L'une des dernières évolutions –non des moins risquées– fait désormais s'opposer sur cet échiquier parfait de règlements de comptes l'Iran à Israël, qui craint une implantation militaire «perse» à sa frontière, aussi bien au niveau du plateau du Golan qu’ailleurs en Syrie. 

Brusque accès de tension

Tel-Aviv soupçonne Téhéran et le Hezbollah libanais d'avoir instauré une base militaire à Kuneitra, dans une zone limitrophe d'Israël, suscitant des frappes israéliennes de plus en plus répétitives contre des bases militaires ou des dépôts d’armes appartenant aux forces iraniennes ou aux milices pro-Téhéran. 

Depuis le début du conflit syrien, au moins une vingtaine d'interventions aériennes ou de tirs de missiles israéliens ont eu lieu contre la Syrie, dont une douzaine en 2017 et six interventions sur les seuls quatre premiers mois de 2018.

****************

- _Consigne écrite A_:
Restituez à l'identique le passage de l'extrait sur la rivalité entre Israël et l'Iran en Syrie qui commence aux mots « L'une des dernières » et s'arrête après « aux milices pro-Téhéran. ».
- _Consigne écrite B_:
Selon l'extrait sur la rivalité entre Israël et l'Iran en Syrie, combien d'interventions israéliennes contre la Syrie ont eu lieu sur les quatre premiers mois de 2018 ?
- _Consigne écrite C_:
D'après l'extrait sur la rivalité entre Israël et l'Iran en Syrie, pourquoi les frappes israéliennes contre des bases ou des dépôts d'armes iraniens deviennent-elles de plus en plus répétitives ?

****************

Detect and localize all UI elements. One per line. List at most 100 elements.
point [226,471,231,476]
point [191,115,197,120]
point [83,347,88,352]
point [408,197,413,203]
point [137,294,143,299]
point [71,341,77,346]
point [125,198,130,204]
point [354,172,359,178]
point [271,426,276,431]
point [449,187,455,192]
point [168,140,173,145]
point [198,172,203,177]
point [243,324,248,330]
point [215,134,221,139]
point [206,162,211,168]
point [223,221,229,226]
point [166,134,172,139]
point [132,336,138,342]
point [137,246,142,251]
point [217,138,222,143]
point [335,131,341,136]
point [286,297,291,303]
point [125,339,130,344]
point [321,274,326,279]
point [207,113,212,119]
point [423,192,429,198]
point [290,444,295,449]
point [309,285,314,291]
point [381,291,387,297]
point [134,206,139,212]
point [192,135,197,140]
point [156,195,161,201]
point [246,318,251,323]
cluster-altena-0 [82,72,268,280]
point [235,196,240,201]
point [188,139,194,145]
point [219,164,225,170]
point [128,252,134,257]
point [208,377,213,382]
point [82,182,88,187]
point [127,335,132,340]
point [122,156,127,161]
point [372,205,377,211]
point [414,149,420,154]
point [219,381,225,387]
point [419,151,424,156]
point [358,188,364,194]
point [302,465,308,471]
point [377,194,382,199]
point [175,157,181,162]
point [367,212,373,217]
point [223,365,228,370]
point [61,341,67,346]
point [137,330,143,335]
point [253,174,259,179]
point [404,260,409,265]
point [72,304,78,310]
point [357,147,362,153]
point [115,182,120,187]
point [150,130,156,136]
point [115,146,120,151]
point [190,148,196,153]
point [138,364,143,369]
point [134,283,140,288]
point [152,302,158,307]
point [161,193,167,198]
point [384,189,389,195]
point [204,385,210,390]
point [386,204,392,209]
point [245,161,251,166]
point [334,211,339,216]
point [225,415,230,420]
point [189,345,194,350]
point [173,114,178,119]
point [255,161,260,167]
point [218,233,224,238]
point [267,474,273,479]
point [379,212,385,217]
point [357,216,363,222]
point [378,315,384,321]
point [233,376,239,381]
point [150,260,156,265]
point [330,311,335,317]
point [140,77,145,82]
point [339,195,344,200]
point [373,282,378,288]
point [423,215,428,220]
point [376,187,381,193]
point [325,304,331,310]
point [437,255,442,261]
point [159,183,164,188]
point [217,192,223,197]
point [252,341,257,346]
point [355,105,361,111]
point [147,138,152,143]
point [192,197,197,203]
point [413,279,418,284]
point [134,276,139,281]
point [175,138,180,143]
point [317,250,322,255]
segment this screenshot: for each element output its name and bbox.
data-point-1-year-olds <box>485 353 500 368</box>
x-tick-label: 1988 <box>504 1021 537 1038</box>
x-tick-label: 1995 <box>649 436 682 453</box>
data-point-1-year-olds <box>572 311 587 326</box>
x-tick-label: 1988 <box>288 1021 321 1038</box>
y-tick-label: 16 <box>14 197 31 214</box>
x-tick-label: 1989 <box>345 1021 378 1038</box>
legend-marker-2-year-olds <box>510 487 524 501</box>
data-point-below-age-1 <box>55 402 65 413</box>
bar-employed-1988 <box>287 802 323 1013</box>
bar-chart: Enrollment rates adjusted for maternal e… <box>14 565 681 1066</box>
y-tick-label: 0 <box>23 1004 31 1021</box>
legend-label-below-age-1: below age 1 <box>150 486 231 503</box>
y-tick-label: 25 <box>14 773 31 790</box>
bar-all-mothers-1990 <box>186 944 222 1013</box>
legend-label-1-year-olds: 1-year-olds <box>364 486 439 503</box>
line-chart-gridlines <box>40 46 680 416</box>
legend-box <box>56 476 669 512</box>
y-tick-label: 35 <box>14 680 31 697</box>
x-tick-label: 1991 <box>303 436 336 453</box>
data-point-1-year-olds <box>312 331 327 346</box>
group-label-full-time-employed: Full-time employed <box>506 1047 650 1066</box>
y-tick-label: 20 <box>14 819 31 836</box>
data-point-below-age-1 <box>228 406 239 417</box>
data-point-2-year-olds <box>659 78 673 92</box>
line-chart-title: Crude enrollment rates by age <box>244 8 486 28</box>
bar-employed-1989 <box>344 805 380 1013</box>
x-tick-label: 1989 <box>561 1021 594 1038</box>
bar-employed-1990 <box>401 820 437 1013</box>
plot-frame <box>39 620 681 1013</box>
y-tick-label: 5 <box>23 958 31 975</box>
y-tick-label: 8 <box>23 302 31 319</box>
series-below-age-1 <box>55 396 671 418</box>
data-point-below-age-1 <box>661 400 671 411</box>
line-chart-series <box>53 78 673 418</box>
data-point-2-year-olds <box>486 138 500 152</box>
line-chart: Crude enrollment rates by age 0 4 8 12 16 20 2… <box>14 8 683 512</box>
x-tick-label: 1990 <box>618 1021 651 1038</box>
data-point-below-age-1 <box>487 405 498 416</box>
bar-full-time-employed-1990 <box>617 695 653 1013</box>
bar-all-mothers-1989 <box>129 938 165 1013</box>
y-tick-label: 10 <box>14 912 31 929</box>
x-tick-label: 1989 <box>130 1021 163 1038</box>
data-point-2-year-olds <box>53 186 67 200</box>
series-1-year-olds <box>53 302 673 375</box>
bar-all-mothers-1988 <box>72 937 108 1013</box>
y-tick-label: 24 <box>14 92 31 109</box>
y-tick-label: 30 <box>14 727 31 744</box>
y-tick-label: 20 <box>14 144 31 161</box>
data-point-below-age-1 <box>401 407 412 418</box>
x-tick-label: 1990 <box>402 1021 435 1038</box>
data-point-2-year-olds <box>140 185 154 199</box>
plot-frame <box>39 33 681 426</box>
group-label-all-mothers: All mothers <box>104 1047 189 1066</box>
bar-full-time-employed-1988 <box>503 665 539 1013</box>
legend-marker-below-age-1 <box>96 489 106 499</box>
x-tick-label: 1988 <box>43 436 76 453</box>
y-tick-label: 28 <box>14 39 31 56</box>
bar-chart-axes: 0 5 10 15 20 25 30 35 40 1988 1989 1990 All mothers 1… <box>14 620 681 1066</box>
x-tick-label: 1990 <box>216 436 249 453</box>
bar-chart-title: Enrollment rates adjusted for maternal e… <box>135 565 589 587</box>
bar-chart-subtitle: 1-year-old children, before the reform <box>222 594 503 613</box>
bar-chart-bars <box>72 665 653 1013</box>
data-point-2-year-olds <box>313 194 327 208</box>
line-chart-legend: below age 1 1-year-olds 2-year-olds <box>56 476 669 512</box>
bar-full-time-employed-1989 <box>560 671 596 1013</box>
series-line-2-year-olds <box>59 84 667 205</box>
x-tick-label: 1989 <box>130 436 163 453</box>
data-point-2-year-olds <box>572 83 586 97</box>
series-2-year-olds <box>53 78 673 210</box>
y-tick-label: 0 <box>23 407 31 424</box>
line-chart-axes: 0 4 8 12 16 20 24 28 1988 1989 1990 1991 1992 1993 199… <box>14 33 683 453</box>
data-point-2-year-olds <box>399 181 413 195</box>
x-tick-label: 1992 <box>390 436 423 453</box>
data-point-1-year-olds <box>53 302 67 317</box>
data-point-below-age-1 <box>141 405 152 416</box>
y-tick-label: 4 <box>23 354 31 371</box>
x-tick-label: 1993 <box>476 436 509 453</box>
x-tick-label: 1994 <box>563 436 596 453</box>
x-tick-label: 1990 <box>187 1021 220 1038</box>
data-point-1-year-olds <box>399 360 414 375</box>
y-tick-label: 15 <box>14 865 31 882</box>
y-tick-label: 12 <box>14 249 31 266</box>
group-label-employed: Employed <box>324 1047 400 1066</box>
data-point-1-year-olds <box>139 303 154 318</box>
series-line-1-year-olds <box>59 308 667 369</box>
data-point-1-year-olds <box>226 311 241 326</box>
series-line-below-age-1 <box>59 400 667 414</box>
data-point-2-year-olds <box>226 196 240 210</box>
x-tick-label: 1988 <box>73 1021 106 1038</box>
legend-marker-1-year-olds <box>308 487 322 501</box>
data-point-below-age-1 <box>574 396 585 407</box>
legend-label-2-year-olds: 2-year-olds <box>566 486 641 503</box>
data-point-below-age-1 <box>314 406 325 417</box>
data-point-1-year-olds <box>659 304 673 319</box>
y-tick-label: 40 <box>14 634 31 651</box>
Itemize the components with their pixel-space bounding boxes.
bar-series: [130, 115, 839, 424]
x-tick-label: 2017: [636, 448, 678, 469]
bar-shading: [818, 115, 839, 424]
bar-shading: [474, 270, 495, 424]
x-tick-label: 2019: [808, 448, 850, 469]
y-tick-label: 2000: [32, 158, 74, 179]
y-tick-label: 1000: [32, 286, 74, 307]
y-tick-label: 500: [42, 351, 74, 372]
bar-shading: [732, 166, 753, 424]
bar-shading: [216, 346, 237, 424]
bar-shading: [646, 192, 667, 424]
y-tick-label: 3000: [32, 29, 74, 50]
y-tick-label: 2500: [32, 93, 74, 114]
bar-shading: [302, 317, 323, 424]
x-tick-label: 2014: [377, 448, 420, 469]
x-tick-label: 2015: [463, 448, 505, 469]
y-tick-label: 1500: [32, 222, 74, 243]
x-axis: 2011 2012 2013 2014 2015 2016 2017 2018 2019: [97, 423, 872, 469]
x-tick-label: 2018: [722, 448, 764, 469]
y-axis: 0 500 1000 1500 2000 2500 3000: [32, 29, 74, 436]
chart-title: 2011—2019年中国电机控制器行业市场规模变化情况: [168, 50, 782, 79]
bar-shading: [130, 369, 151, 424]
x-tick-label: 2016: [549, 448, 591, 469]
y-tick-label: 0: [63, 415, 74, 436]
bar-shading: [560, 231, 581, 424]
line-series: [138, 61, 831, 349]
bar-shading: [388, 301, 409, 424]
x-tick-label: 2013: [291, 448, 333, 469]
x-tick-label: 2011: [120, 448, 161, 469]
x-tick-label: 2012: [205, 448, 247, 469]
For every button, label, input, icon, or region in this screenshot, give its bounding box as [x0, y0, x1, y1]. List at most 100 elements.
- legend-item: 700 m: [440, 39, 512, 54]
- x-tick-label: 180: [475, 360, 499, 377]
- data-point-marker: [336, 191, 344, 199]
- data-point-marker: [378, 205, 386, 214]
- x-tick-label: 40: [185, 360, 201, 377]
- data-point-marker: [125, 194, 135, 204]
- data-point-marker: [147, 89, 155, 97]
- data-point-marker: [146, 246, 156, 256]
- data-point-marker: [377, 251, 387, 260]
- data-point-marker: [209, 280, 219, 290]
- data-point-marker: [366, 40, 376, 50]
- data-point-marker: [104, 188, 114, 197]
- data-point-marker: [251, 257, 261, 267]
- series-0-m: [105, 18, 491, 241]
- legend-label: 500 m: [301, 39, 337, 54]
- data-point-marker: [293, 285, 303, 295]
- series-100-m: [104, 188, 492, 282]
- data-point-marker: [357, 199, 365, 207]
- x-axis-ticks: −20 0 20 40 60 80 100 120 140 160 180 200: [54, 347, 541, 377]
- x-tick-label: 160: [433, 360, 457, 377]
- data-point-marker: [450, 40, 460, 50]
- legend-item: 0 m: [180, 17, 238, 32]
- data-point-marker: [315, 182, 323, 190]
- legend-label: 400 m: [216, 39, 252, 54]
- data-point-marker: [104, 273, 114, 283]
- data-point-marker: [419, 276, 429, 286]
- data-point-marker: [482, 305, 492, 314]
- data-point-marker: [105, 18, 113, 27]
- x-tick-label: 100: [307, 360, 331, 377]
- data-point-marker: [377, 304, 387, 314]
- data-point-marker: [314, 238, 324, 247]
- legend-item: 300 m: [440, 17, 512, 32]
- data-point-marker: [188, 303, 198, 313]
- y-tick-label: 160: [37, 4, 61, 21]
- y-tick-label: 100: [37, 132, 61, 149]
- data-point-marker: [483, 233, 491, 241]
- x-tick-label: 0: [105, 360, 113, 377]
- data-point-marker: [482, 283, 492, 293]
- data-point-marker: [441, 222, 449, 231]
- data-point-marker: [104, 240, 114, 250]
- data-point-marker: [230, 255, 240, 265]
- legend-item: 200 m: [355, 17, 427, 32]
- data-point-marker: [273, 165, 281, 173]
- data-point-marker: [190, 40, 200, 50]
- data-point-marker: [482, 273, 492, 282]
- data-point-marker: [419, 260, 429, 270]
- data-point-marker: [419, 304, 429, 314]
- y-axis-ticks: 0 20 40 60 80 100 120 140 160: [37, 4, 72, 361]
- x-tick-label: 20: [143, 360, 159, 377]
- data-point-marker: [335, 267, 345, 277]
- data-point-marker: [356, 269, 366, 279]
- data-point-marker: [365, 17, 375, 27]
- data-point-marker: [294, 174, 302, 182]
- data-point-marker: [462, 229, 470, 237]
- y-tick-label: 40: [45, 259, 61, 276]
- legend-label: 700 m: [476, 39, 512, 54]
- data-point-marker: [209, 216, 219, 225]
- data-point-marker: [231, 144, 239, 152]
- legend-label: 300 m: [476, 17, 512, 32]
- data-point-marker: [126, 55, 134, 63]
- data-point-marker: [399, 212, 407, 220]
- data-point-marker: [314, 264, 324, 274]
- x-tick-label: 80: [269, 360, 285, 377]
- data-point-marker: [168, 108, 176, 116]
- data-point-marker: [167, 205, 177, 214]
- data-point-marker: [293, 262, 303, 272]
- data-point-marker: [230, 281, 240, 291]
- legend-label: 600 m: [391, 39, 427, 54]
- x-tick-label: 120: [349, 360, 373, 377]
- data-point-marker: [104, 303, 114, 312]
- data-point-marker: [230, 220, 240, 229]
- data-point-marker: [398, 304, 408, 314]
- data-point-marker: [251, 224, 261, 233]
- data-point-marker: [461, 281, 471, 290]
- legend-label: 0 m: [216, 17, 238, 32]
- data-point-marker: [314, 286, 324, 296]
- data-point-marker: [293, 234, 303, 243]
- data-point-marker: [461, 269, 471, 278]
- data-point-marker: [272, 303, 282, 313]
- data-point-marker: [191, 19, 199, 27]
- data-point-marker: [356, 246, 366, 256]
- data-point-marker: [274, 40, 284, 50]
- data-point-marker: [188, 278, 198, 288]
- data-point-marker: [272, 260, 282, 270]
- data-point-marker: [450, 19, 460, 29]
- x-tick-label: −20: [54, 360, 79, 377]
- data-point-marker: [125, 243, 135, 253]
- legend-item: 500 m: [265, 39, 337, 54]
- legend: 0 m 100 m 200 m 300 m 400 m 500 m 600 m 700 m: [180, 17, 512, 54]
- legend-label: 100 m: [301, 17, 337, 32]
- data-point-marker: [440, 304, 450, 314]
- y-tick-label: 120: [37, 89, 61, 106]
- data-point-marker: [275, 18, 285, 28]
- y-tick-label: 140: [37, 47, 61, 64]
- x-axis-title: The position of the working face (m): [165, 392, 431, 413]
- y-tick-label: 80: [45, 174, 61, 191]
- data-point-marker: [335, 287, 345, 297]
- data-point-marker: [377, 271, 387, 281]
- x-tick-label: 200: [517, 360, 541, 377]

****************

- _Réponse attendue A_:
L'une des dernières évolutions –non des moins risquées– fait désormais s'opposer sur cet échiquier parfait de règlements de comptes l'Iran à Israël, qui craint une implantation militaire «perse» à sa frontière, aussi bien au niveau du plateau du Golan qu’ailleurs en Syrie. 

Brusque accès de tension

Tel-Aviv soupçonne Téhéran et le Hezbollah libanais d'avoir instauré une base militaire à Kuneitra, dans une zone limitrophe d'Israël, suscitant des frappes israéliennes de plus en plus répétitives contre des bases militaires ou des dépôts d’armes appartenant aux forces iraniennes ou aux milices pro-Téhéran.

- _Réponse attendue B_:
Six interventions.

- _Réponse attendue C_:
Tel-Aviv soupçonne Téhéran et le Hezbollah libanais d'avoir installé une base militaire à Kuneitra, dans une zone limitrophe d'Israël. Israël craint en effet une implantation militaire iranienne à sa frontière, sur le plateau du Golan comme ailleurs en Syrie.